• GIVEN INSTRUCTION
Each entry below should be returned exactly as is, with the pictures removed.
▬▬▬▬▬▬▬▬▬▬
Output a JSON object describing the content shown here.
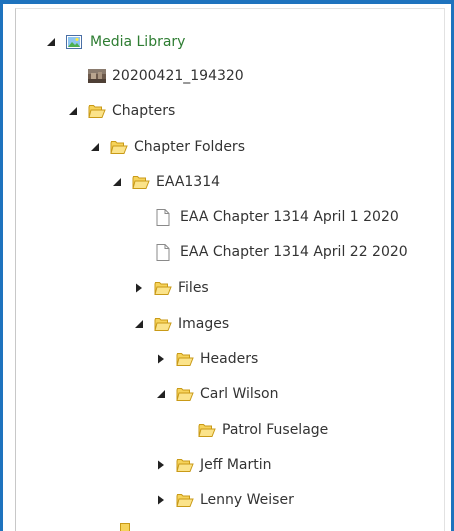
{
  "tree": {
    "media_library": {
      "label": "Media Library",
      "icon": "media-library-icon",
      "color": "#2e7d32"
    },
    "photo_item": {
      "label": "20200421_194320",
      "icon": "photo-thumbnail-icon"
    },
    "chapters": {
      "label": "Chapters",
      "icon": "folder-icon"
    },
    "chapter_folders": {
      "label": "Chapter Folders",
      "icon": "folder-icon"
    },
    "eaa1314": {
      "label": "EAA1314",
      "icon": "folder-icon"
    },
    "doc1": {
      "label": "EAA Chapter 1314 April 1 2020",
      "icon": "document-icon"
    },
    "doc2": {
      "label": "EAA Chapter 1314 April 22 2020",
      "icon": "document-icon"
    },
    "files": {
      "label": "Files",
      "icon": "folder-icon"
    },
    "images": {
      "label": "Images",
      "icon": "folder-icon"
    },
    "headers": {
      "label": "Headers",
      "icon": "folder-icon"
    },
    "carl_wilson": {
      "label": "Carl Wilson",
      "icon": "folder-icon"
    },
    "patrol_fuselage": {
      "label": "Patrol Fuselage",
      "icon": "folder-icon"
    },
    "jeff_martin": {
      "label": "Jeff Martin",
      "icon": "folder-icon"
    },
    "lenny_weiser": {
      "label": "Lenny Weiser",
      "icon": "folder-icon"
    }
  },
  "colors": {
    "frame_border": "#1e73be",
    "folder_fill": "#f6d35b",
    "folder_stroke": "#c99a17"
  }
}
▬▬▬▬▬▬▬▬▬▬
• RESPONSE BELOW
Output a JSON object describing the content shown here.
{
  "tree": {
    "media_library": {
      "label": "Media Library",
      "icon": "media-library-icon",
      "color": "#2e7d32"
    },
    "photo_item": {
      "label": "20200421_194320",
      "icon": "photo-thumbnail-icon"
    },
    "chapters": {
      "label": "Chapters",
      "icon": "folder-icon"
    },
    "chapter_folders": {
      "label": "Chapter Folders",
      "icon": "folder-icon"
    },
    "eaa1314": {
      "label": "EAA1314",
      "icon": "folder-icon"
    },
    "doc1": {
      "label": "EAA Chapter 1314 April 1 2020",
      "icon": "document-icon"
    },
    "doc2": {
      "label": "EAA Chapter 1314 April 22 2020",
      "icon": "document-icon"
    },
    "files": {
      "label": "Files",
      "icon": "folder-icon"
    },
    "images": {
      "label": "Images",
      "icon": "folder-icon"
    },
    "headers": {
      "label": "Headers",
      "icon": "folder-icon"
    },
    "carl_wilson": {
      "label": "Carl Wilson",
      "icon": "folder-icon"
    },
    "patrol_fuselage": {
      "label": "Patrol Fuselage",
      "icon": "folder-icon"
    },
    "jeff_martin": {
      "label": "Jeff Martin",
      "icon": "folder-icon"
    },
    "lenny_weiser": {
      "label": "Lenny Weiser",
      "icon": "folder-icon"
    }
  },
  "colors": {
    "frame_border": "#1e73be",
    "folder_fill": "#f6d35b",
    "folder_stroke": "#c99a17"
  }
}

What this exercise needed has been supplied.